> PROBLEM STATEMENT:
Set the data below down again, exactly, with every picture left out.

> GIVEN INFORMATION:

####################

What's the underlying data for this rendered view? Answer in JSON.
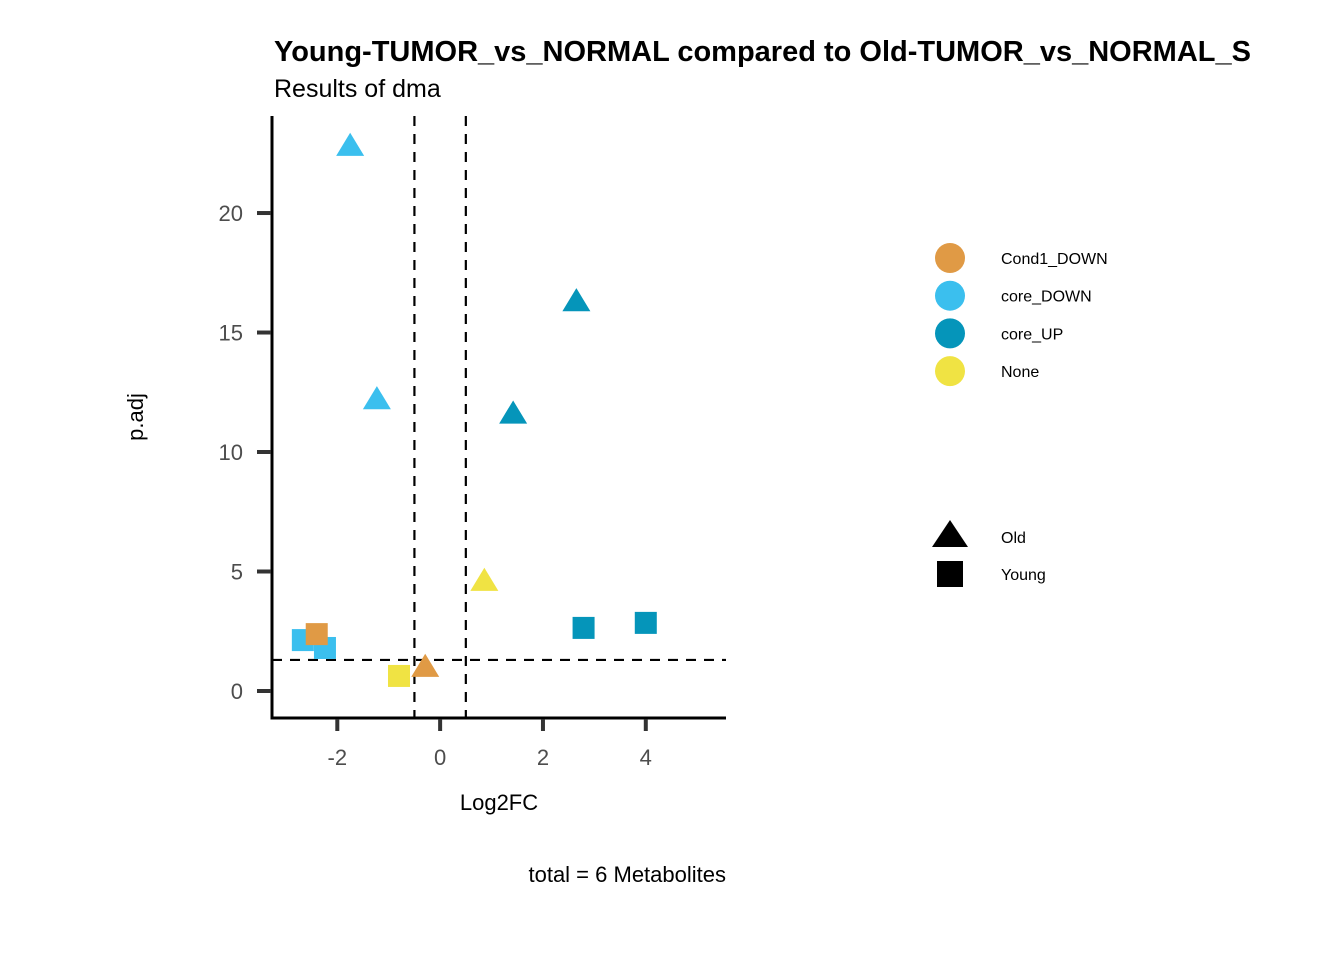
{
  "chart_data": {
    "type": "scatter",
    "title": "Young-TUMOR_vs_NORMAL compared to Old-TUMOR_vs_NORMAL_S",
    "subtitle": "Results of dma",
    "xlabel": "Log2FC",
    "ylabel": "p.adj",
    "caption": "total = 6 Metabolites",
    "xlim": [
      -3.27,
      5.56
    ],
    "ylim": [
      -1.13,
      24.06
    ],
    "x_ticks": [
      -2,
      0,
      2,
      4
    ],
    "x_tick_labels": [
      "-2",
      "0",
      "2",
      "4"
    ],
    "y_ticks": [
      0,
      5,
      10,
      15,
      20
    ],
    "y_tick_labels": [
      "0",
      "5",
      "10",
      "15",
      "20"
    ],
    "grid": false,
    "reference_lines": {
      "vertical": [
        -0.5,
        0.5
      ],
      "horizontal": [
        1.3
      ]
    },
    "color_legend": {
      "placement": "right",
      "entries": [
        {
          "name": "Cond1_DOWN",
          "color": "#E09A45"
        },
        {
          "name": "core_DOWN",
          "color": "#3BBFEE"
        },
        {
          "name": "core_UP",
          "color": "#0595BA"
        },
        {
          "name": "None",
          "color": "#F0E343"
        }
      ]
    },
    "shape_legend": {
      "placement": "right",
      "entries": [
        {
          "name": "Old",
          "shape": "triangle"
        },
        {
          "name": "Young",
          "shape": "square"
        }
      ]
    },
    "points": [
      {
        "x": -1.75,
        "y": 22.8,
        "group": "core_DOWN",
        "shape": "Old"
      },
      {
        "x": -1.23,
        "y": 12.2,
        "group": "core_DOWN",
        "shape": "Old"
      },
      {
        "x": 2.65,
        "y": 16.3,
        "group": "core_UP",
        "shape": "Old"
      },
      {
        "x": 1.42,
        "y": 11.6,
        "group": "core_UP",
        "shape": "Old"
      },
      {
        "x": 0.86,
        "y": 4.6,
        "group": "None",
        "shape": "Old"
      },
      {
        "x": -0.29,
        "y": 1.0,
        "group": "Cond1_DOWN",
        "shape": "Old"
      },
      {
        "x": -2.67,
        "y": 2.13,
        "group": "core_DOWN",
        "shape": "Young"
      },
      {
        "x": -2.24,
        "y": 1.8,
        "group": "core_DOWN",
        "shape": "Young"
      },
      {
        "x": -2.4,
        "y": 2.38,
        "group": "Cond1_DOWN",
        "shape": "Young"
      },
      {
        "x": -0.8,
        "y": 0.63,
        "group": "None",
        "shape": "Young"
      },
      {
        "x": 2.79,
        "y": 2.64,
        "group": "core_UP",
        "shape": "Young"
      },
      {
        "x": 4.0,
        "y": 2.85,
        "group": "core_UP",
        "shape": "Young"
      }
    ]
  }
}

####################

> THE COMPLETED TASK:
What's the underlying data for this rendered view? Answer in JSON.
{
  "chart_data": {
    "type": "scatter",
    "title": "Young-TUMOR_vs_NORMAL compared to Old-TUMOR_vs_NORMAL_S",
    "subtitle": "Results of dma",
    "xlabel": "Log2FC",
    "ylabel": "p.adj",
    "caption": "total = 6 Metabolites",
    "xlim": [
      -3.27,
      5.56
    ],
    "ylim": [
      -1.13,
      24.06
    ],
    "x_ticks": [
      -2,
      0,
      2,
      4
    ],
    "x_tick_labels": [
      "-2",
      "0",
      "2",
      "4"
    ],
    "y_ticks": [
      0,
      5,
      10,
      15,
      20
    ],
    "y_tick_labels": [
      "0",
      "5",
      "10",
      "15",
      "20"
    ],
    "grid": false,
    "reference_lines": {
      "vertical": [
        -0.5,
        0.5
      ],
      "horizontal": [
        1.3
      ]
    },
    "color_legend": {
      "placement": "right",
      "entries": [
        {
          "name": "Cond1_DOWN",
          "color": "#E09A45"
        },
        {
          "name": "core_DOWN",
          "color": "#3BBFEE"
        },
        {
          "name": "core_UP",
          "color": "#0595BA"
        },
        {
          "name": "None",
          "color": "#F0E343"
        }
      ]
    },
    "shape_legend": {
      "placement": "right",
      "entries": [
        {
          "name": "Old",
          "shape": "triangle"
        },
        {
          "name": "Young",
          "shape": "square"
        }
      ]
    },
    "points": [
      {
        "x": -1.75,
        "y": 22.8,
        "group": "core_DOWN",
        "shape": "Old"
      },
      {
        "x": -1.23,
        "y": 12.2,
        "group": "core_DOWN",
        "shape": "Old"
      },
      {
        "x": 2.65,
        "y": 16.3,
        "group": "core_UP",
        "shape": "Old"
      },
      {
        "x": 1.42,
        "y": 11.6,
        "group": "core_UP",
        "shape": "Old"
      },
      {
        "x": 0.86,
        "y": 4.6,
        "group": "None",
        "shape": "Old"
      },
      {
        "x": -0.29,
        "y": 1.0,
        "group": "Cond1_DOWN",
        "shape": "Old"
      },
      {
        "x": -2.67,
        "y": 2.13,
        "group": "core_DOWN",
        "shape": "Young"
      },
      {
        "x": -2.24,
        "y": 1.8,
        "group": "core_DOWN",
        "shape": "Young"
      },
      {
        "x": -2.4,
        "y": 2.38,
        "group": "Cond1_DOWN",
        "shape": "Young"
      },
      {
        "x": -0.8,
        "y": 0.63,
        "group": "None",
        "shape": "Young"
      },
      {
        "x": 2.79,
        "y": 2.64,
        "group": "core_UP",
        "shape": "Young"
      },
      {
        "x": 4.0,
        "y": 2.85,
        "group": "core_UP",
        "shape": "Young"
      }
    ]
  }
}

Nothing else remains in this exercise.